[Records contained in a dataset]
******

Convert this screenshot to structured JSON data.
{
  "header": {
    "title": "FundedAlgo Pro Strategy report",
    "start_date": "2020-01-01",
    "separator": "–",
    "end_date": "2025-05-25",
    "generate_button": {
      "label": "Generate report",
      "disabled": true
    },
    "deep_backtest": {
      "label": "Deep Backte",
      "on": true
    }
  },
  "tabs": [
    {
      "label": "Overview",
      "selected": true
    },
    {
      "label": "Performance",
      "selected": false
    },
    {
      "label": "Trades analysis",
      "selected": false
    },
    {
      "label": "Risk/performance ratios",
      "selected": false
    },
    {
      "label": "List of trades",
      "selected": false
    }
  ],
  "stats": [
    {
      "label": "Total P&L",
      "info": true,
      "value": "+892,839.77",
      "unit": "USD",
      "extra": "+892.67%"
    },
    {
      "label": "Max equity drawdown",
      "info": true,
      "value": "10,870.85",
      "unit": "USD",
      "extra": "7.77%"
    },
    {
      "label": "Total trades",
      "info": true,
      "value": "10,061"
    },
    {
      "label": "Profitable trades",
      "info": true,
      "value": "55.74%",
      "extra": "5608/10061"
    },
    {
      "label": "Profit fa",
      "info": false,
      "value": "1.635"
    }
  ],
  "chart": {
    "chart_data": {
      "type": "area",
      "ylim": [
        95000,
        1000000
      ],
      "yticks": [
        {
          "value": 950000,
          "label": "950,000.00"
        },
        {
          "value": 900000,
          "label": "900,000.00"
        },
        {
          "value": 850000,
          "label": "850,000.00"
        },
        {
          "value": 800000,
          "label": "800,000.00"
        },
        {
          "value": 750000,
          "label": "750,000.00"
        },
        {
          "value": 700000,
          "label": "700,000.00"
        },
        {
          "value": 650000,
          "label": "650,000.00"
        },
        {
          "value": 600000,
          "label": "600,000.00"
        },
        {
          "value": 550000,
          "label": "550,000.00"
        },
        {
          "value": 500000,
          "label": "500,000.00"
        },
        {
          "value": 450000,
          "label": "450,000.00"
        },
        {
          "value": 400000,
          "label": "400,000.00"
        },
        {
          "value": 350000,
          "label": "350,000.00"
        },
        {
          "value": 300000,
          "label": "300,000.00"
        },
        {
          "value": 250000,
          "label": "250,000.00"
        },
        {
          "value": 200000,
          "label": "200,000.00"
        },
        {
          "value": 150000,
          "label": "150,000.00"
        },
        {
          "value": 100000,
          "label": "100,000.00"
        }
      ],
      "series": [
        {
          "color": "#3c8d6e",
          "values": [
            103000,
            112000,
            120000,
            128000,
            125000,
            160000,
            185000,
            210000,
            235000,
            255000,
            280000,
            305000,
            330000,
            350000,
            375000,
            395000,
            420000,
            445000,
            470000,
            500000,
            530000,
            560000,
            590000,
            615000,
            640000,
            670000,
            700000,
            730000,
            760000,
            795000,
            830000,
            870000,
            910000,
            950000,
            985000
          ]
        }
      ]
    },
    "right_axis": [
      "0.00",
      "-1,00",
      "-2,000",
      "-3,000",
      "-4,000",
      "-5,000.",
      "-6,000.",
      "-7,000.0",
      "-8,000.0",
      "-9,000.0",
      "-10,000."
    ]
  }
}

******

• EXERCISE DETAILS:
Reproduce the whole listing word for word.

• WRITTEN ANSWER:
Convert this screenshot to structured JSON data.
{
  "header": {
    "title": "FundedAlgo Pro Strategy report",
    "start_date": "2020-01-01",
    "separator": "–",
    "end_date": "2025-05-25",
    "generate_button": {
      "label": "Generate report",
      "disabled": true
    },
    "deep_backtest": {
      "label": "Deep Backte",
      "on": true
    }
  },
  "tabs": [
    {
      "label": "Overview",
      "selected": true
    },
    {
      "label": "Performance",
      "selected": false
    },
    {
      "label": "Trades analysis",
      "selected": false
    },
    {
      "label": "Risk/performance ratios",
      "selected": false
    },
    {
      "label": "List of trades",
      "selected": false
    }
  ],
  "stats": [
    {
      "label": "Total P&L",
      "info": true,
      "value": "+892,839.77",
      "unit": "USD",
      "extra": "+892.67%"
    },
    {
      "label": "Max equity drawdown",
      "info": true,
      "value": "10,870.85",
      "unit": "USD",
      "extra": "7.77%"
    },
    {
      "label": "Total trades",
      "info": true,
      "value": "10,061"
    },
    {
      "label": "Profitable trades",
      "info": true,
      "value": "55.74%",
      "extra": "5608/10061"
    },
    {
      "label": "Profit fa",
      "info": false,
      "value": "1.635"
    }
  ],
  "chart": {
    "chart_data": {
      "type": "area",
      "ylim": [
        95000,
        1000000
      ],
      "yticks": [
        {
          "value": 950000,
          "label": "950,000.00"
        },
        {
          "value": 900000,
          "label": "900,000.00"
        },
        {
          "value": 850000,
          "label": "850,000.00"
        },
        {
          "value": 800000,
          "label": "800,000.00"
        },
        {
          "value": 750000,
          "label": "750,000.00"
        },
        {
          "value": 700000,
          "label": "700,000.00"
        },
        {
          "value": 650000,
          "label": "650,000.00"
        },
        {
          "value": 600000,
          "label": "600,000.00"
        },
        {
          "value": 550000,
          "label": "550,000.00"
        },
        {
          "value": 500000,
          "label": "500,000.00"
        },
        {
          "value": 450000,
          "label": "450,000.00"
        },
        {
          "value": 400000,
          "label": "400,000.00"
        },
        {
          "value": 350000,
          "label": "350,000.00"
        },
        {
          "value": 300000,
          "label": "300,000.00"
        },
        {
          "value": 250000,
          "label": "250,000.00"
        },
        {
          "value": 200000,
          "label": "200,000.00"
        },
        {
          "value": 150000,
          "label": "150,000.00"
        },
        {
          "value": 100000,
          "label": "100,000.00"
        }
      ],
      "series": [
        {
          "color": "#3c8d6e",
          "values": [
            103000,
            112000,
            120000,
            128000,
            125000,
            160000,
            185000,
            210000,
            235000,
            255000,
            280000,
            305000,
            330000,
            350000,
            375000,
            395000,
            420000,
            445000,
            470000,
            500000,
            530000,
            560000,
            590000,
            615000,
            640000,
            670000,
            700000,
            730000,
            760000,
            795000,
            830000,
            870000,
            910000,
            950000,
            985000
          ]
        }
      ]
    },
    "right_axis": [
      "0.00",
      "-1,00",
      "-2,000",
      "-3,000",
      "-4,000",
      "-5,000.",
      "-6,000.",
      "-7,000.0",
      "-8,000.0",
      "-9,000.0",
      "-10,000."
    ]
  }
}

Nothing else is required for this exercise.